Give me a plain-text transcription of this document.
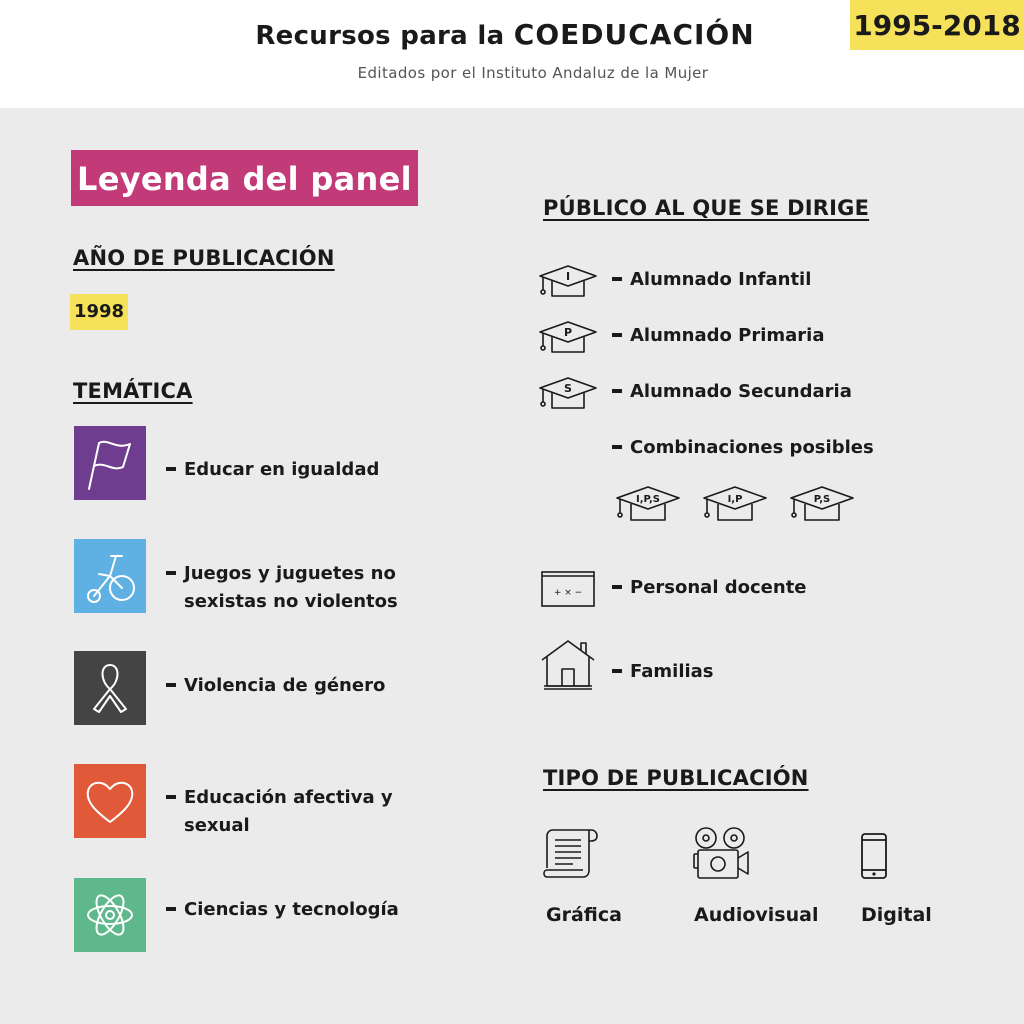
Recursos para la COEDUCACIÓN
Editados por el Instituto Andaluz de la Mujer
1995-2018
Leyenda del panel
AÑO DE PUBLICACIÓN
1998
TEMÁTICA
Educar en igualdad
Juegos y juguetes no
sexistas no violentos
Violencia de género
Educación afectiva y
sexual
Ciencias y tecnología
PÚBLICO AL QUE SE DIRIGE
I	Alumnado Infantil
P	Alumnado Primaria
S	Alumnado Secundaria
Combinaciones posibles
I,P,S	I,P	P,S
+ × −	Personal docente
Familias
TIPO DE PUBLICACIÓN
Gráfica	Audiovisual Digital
++++
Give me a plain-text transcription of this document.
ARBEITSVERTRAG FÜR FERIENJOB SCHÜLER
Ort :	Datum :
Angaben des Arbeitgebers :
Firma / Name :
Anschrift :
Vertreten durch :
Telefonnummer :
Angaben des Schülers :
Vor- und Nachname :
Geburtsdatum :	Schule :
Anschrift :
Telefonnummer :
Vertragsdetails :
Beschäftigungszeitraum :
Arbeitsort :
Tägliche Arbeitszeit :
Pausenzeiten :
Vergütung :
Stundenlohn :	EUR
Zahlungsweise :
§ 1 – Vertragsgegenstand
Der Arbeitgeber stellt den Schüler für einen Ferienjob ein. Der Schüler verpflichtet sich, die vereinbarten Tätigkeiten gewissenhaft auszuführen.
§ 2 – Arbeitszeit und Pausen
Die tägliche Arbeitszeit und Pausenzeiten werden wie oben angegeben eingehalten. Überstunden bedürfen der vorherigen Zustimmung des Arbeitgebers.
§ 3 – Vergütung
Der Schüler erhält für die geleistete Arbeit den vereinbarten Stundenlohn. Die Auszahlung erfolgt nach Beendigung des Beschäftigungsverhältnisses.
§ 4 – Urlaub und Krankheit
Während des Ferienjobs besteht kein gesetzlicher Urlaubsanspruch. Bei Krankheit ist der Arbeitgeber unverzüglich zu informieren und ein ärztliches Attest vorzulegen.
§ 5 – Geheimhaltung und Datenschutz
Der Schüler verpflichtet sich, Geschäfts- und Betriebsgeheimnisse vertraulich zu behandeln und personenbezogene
++++
▸ Instructions to follow: The required output is the number of lines containing the word "Angaben", and nothing besides.

▸ Expected answer: 2